▶ [Objectif 1] Dans le document, dans quel journal et à quelles dates a paru la remarque de Christian Fauvet ?
▶ [Objectif 2] Extrayez du document, sans rien changer, le passage qui commence aux mots « C'est quasi-inespéré : deux » et s'arrête après les mots « choix véritable ! ».

▶ [Document]
━━━━━━━━━━━━━━━━━━━━━━━━━━━━━━

A la troisième (gouvernements, partis et cercles de pensée) il importe de tout mettre en œuvre pour créer les conditions d'un dialogue véritable ! Manifestement, elle ne peut se contenter comme le note pertinemment Christian Fauvet de : « Promettre l'indépendance tout en se révélant incapable de la faire, pour ensuite donner le sentiment de n'en plus vouloir au nom de "la nécessaire présence de la France dans le Pacifique"... », L'Express du 4 au 10 octobre 1985.

La chance historique que les Canaques indépendantistes[13] offrent à la France c'est que, pour la première fois dans l'Histoire de la décolonisation ou de l'outre-mer (comme l'on voudra), un choix véritable pourra être opéré lors d'un référendum d'autodétermination, pour peu que l'on s'en donne la peine !

C'est quasi-inespéré : deux ans pour bâtir deux projets, deux projets (ou plus) sans lesquels il n'y aurait pas de choix ! Deux ans, en tout cas au minimum six mois (ce qui n'est déjà pas mal s'ils étaient consacrés au débat d'idées) si jamais l'opposition mettait à exécution son projet d'avancer le référendum, ce qui n'est pas évident !

Espérons qu'enfin des ressortissants d'outre-mer se verront offrir un choix véritable !

Peut-on affirmer que l'Afrique noire se vit offrir en 1958 les conditions d'un véritable choix ? Ce serait pour le moins péremptoire de l'assurer ! L'on ne sait que trop à quelles terribles avanies s'exposa le malheureux Sékou Touré pour avoir osé rejeter la seule option vraiment envisageable et envisagée : l'indépendance-association (déjà ! )...

━━━━━━━━━━━━━━━━━━━━━━━━━━━━━━

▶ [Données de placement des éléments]

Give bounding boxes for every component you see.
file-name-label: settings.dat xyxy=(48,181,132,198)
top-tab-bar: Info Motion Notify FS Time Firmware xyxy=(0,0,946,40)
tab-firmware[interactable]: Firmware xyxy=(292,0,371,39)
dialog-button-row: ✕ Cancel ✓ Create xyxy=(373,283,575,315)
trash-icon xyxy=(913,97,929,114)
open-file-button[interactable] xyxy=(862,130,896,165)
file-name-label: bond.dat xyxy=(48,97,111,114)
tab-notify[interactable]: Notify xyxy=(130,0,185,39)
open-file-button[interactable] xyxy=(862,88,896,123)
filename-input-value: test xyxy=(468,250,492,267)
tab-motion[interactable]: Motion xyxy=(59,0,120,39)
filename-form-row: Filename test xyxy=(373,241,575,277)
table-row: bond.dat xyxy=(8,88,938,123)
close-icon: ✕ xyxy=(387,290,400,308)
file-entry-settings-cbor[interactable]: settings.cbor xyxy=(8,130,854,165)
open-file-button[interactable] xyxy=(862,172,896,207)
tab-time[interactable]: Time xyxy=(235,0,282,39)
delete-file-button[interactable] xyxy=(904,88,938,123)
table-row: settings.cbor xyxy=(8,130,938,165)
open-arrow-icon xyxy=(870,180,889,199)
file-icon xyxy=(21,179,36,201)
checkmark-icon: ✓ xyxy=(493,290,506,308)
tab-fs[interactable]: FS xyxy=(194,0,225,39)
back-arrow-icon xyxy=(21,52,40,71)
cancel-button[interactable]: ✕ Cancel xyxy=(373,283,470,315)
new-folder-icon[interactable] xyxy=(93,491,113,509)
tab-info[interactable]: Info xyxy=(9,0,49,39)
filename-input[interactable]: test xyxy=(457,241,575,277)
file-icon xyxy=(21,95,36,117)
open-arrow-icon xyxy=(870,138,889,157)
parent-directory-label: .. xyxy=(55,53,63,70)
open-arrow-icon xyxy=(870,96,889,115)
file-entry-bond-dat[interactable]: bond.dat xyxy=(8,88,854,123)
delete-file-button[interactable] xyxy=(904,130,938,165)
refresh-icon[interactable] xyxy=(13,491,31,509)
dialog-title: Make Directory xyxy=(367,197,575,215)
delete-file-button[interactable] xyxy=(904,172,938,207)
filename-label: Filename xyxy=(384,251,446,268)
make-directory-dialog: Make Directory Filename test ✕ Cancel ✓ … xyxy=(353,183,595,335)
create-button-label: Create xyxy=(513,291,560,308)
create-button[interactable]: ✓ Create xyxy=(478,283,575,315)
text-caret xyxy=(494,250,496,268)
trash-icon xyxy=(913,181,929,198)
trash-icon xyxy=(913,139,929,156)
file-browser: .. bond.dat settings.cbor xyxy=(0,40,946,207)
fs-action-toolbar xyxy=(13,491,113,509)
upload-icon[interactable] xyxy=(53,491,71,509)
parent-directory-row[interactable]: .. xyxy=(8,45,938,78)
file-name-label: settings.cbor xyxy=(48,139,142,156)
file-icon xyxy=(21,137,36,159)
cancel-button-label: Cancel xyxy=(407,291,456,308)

━━━━━━━━━━━━━━━━━━━━━━━━━━━━━━

▶ [Réponse finale 1] Dans L'Express du 4 au 10 octobre 1985.

▶ [Réponse finale 2]
C'est quasi-inespéré : deux ans pour bâtir deux projets, deux projets (ou plus) sans lesquels il n'y aurait pas de choix ! Deux ans, en tout cas au minimum six mois (ce qui n'est déjà pas mal s'ils étaient consacrés au débat d'idées) si jamais l'opposition mettait à exécution son projet d'avancer le référendum, ce qui n'est pas évident !

Espérons qu'enfin des ressortissants d'outre-mer se verront offrir un choix véritable !